**Exercise:**
Note how many lines hold "music" and report that number by itself.

•••••

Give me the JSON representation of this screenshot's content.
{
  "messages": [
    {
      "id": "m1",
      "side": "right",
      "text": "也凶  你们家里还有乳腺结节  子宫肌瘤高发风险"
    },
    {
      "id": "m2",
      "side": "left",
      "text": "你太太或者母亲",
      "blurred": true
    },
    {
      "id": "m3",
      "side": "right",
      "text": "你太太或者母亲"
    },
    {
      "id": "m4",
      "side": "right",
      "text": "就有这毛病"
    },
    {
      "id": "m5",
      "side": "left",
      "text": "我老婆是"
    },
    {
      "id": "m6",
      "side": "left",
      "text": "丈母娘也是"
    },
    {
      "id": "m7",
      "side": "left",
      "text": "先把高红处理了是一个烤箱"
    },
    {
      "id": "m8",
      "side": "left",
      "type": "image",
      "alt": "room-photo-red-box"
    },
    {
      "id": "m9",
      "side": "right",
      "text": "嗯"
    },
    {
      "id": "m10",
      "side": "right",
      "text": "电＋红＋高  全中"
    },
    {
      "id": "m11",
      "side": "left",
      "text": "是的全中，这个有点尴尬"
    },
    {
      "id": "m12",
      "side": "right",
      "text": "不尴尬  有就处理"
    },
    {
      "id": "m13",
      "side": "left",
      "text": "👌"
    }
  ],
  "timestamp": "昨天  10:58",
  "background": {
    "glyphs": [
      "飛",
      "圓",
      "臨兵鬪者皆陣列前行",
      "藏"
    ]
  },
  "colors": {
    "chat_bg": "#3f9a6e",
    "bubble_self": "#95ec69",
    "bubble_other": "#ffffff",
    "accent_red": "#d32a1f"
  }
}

•••••

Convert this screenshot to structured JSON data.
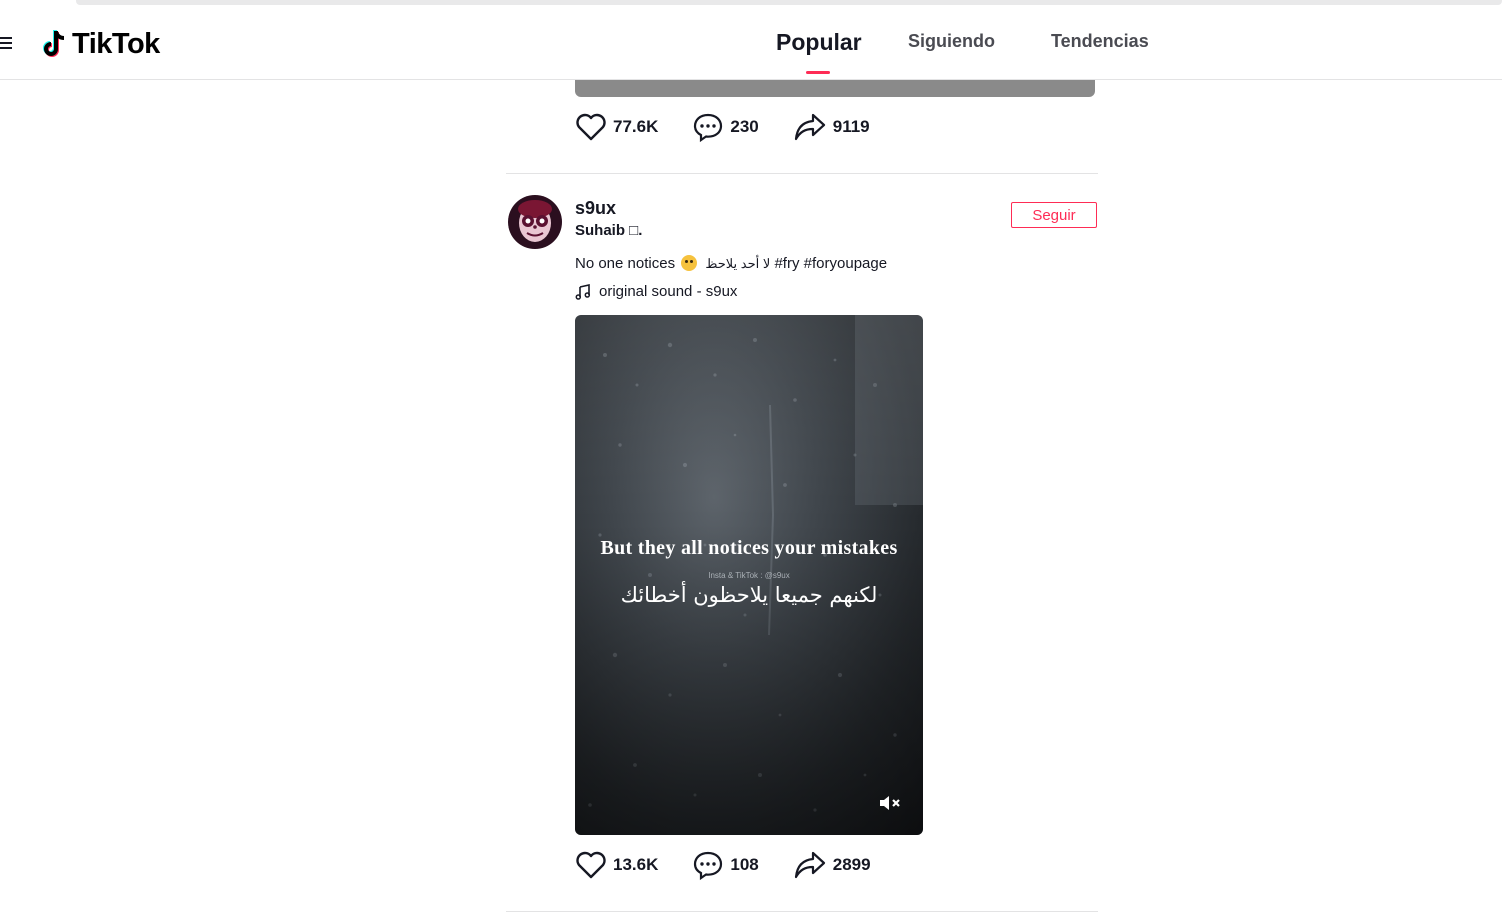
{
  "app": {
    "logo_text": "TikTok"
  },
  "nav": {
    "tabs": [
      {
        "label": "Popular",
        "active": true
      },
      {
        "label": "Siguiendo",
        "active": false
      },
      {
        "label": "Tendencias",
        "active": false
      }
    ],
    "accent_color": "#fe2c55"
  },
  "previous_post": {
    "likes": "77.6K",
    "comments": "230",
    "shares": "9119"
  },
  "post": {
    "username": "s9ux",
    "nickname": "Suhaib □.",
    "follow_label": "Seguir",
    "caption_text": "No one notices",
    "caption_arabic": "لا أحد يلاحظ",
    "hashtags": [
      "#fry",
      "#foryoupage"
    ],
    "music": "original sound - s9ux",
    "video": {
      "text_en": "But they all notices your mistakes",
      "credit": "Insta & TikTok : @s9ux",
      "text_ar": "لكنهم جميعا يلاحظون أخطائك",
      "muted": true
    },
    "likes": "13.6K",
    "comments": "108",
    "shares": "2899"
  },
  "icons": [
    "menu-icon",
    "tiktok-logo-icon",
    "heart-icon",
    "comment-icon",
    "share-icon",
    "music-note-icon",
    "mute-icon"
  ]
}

•••••

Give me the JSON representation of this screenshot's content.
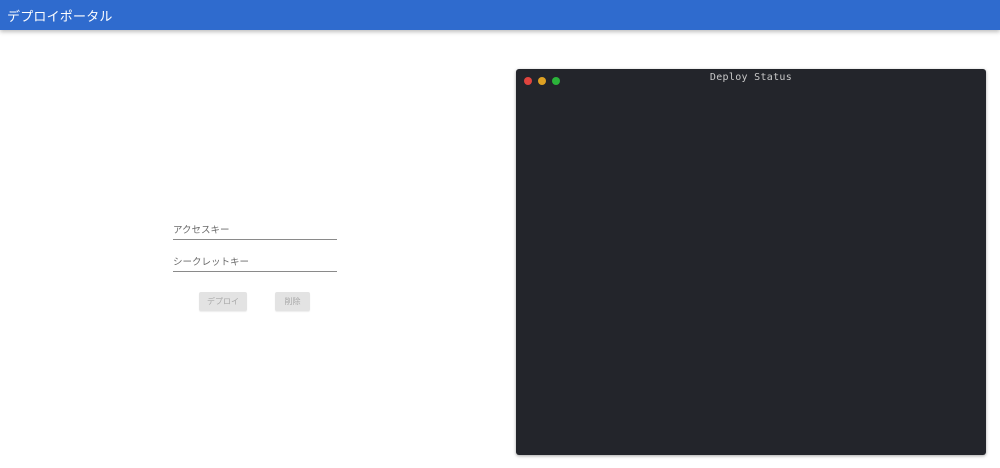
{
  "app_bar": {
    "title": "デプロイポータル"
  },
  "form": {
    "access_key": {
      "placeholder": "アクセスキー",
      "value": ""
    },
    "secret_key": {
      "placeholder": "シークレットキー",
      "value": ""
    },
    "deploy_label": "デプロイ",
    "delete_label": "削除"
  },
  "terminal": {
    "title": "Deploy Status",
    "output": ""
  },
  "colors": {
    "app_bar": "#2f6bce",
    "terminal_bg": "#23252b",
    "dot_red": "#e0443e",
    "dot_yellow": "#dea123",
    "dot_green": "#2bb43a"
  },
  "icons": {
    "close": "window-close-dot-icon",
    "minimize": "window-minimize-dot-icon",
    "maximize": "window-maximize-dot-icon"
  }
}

•••••

**Result:**
2